***** SUPPLIED RECORDS *****

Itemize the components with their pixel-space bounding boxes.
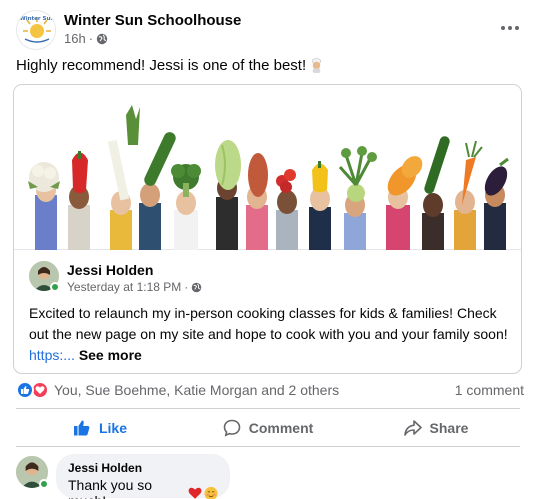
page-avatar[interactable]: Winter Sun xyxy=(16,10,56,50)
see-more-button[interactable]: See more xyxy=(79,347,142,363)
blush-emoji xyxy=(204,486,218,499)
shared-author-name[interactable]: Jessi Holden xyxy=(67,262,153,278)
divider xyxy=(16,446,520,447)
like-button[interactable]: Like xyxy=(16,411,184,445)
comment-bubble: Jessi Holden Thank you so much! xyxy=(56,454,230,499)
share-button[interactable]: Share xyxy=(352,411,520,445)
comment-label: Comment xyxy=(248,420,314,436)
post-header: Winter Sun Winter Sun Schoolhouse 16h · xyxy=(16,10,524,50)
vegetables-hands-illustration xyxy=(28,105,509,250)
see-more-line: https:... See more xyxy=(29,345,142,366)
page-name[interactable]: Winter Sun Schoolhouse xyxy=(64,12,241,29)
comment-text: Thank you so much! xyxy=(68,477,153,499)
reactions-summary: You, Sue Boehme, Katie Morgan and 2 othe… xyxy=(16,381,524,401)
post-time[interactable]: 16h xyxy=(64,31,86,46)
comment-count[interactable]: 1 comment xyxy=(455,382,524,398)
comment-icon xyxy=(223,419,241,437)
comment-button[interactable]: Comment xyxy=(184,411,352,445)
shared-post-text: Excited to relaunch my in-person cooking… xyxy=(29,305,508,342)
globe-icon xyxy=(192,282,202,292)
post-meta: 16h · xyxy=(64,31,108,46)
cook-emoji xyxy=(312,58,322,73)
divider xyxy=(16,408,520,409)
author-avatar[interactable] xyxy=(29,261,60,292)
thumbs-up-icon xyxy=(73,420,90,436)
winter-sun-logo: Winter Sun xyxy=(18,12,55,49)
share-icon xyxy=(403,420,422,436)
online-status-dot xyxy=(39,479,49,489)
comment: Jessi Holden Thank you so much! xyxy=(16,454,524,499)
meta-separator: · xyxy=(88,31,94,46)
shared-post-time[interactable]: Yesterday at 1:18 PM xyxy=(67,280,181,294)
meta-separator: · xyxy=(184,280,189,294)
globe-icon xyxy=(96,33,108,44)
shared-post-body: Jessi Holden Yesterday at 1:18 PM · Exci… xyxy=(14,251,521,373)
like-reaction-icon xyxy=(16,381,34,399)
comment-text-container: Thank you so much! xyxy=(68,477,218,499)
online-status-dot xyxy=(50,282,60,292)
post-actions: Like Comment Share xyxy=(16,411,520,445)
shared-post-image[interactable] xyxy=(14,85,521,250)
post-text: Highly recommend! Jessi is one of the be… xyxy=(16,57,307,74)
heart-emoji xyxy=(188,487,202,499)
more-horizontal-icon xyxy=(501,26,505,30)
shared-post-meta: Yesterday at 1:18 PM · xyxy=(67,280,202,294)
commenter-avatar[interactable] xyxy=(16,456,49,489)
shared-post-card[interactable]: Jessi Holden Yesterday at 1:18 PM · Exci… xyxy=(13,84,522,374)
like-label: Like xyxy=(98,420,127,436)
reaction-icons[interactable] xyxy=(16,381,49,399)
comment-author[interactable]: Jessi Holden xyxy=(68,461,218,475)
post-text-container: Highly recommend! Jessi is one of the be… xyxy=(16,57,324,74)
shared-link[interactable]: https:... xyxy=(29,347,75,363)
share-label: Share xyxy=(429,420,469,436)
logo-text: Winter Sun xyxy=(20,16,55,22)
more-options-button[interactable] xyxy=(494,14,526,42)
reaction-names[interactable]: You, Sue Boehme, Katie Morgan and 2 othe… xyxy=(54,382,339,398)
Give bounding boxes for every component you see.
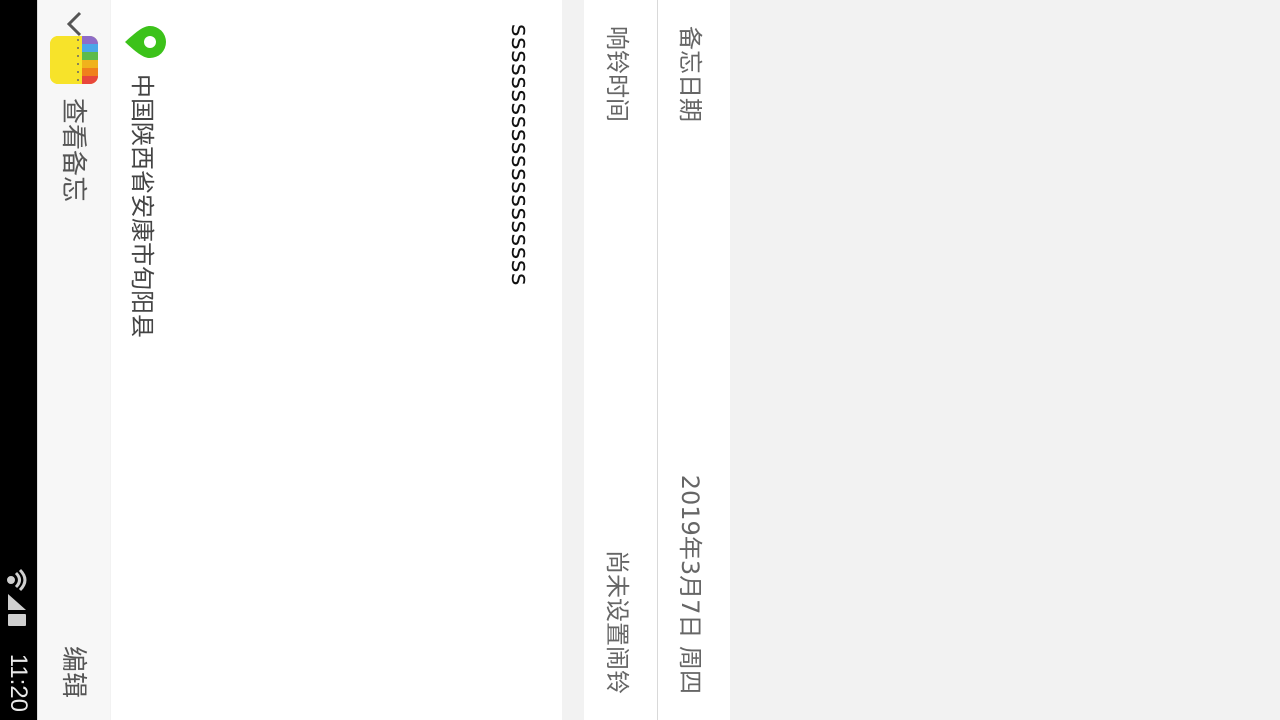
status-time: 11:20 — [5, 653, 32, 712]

*****

WRITTEN PROBLEM:
Rewrite all of the material above with every "divider" changed to "horizontal-rule" and nothing else altered. Leave the pictures out of your answer.

SOLUTION TO THE EXERCISE:
Itemize the components with their pixel-space bounding boxes.
page-avatar[interactable]: Winter Sun xyxy=(16,10,56,50)
see-more-button[interactable]: See more xyxy=(79,347,142,363)
blush-emoji xyxy=(204,486,218,499)
shared-author-name[interactable]: Jessi Holden xyxy=(67,262,153,278)
horizontal-rule xyxy=(16,446,520,447)
like-button[interactable]: Like xyxy=(16,411,184,445)
comment-bubble: Jessi Holden Thank you so much! xyxy=(56,454,230,499)
share-button[interactable]: Share xyxy=(352,411,520,445)
comment-label: Comment xyxy=(248,420,314,436)
post-header: Winter Sun Winter Sun Schoolhouse 16h · xyxy=(16,10,524,50)
vegetables-hands-illustration xyxy=(28,105,509,250)
see-more-line: https:... See more xyxy=(29,345,142,366)
page-name[interactable]: Winter Sun Schoolhouse xyxy=(64,12,241,29)
comment-text: Thank you so much! xyxy=(68,477,153,499)
reactions-summary: You, Sue Boehme, Katie Morgan and 2 othe… xyxy=(16,381,524,401)
post-time[interactable]: 16h xyxy=(64,31,86,46)
comment-count[interactable]: 1 comment xyxy=(455,382,524,398)
comment-icon xyxy=(223,419,241,437)
comment-button[interactable]: Comment xyxy=(184,411,352,445)
shared-post-text: Excited to relaunch my in-person cooking… xyxy=(29,305,508,342)
globe-icon xyxy=(192,282,202,292)
post-meta: 16h · xyxy=(64,31,108,46)
cook-emoji xyxy=(312,58,322,73)
horizontal-rule xyxy=(16,408,520,409)
author-avatar[interactable] xyxy=(29,261,60,292)
thumbs-up-icon xyxy=(73,420,90,436)
winter-sun-logo: Winter Sun xyxy=(18,12,55,49)
share-icon xyxy=(403,420,422,436)
online-status-dot xyxy=(39,479,49,489)
comment: Jessi Holden Thank you so much! xyxy=(16,454,524,499)
meta-separator: · xyxy=(88,31,94,46)
shared-post-time[interactable]: Yesterday at 1:18 PM xyxy=(67,280,181,294)
meta-separator: · xyxy=(184,280,189,294)
globe-icon xyxy=(96,33,108,44)
shared-post-body: Jessi Holden Yesterday at 1:18 PM · Exci… xyxy=(14,251,521,373)
like-reaction-icon xyxy=(16,381,34,399)
comment-text-container: Thank you so much! xyxy=(68,477,218,499)
online-status-dot xyxy=(50,282,60,292)
post-actions: Like Comment Share xyxy=(16,411,520,445)
shared-post-image[interactable] xyxy=(14,85,521,250)
post-text: Highly recommend! Jessi is one of the be… xyxy=(16,57,307,74)
heart-emoji xyxy=(188,487,202,499)
more-horizontal-icon xyxy=(501,26,505,30)
shared-post-meta: Yesterday at 1:18 PM · xyxy=(67,280,202,294)
commenter-avatar[interactable] xyxy=(16,456,49,489)
shared-post-card[interactable]: Jessi Holden Yesterday at 1:18 PM · Exci… xyxy=(13,84,522,374)
like-label: Like xyxy=(98,420,127,436)
reaction-icons[interactable] xyxy=(16,381,49,399)
comment-author[interactable]: Jessi Holden xyxy=(68,461,218,475)
post-text-container: Highly recommend! Jessi is one of the be… xyxy=(16,57,324,74)
shared-link[interactable]: https:... xyxy=(29,347,75,363)
share-label: Share xyxy=(429,420,469,436)
logo-text: Winter Sun xyxy=(20,16,55,22)
more-options-button[interactable] xyxy=(494,14,526,42)
reaction-names[interactable]: You, Sue Boehme, Katie Morgan and 2 othe… xyxy=(54,382,339,398)
Give bounding boxes for every component you see.
status-time: 11:20 — [5, 653, 32, 712]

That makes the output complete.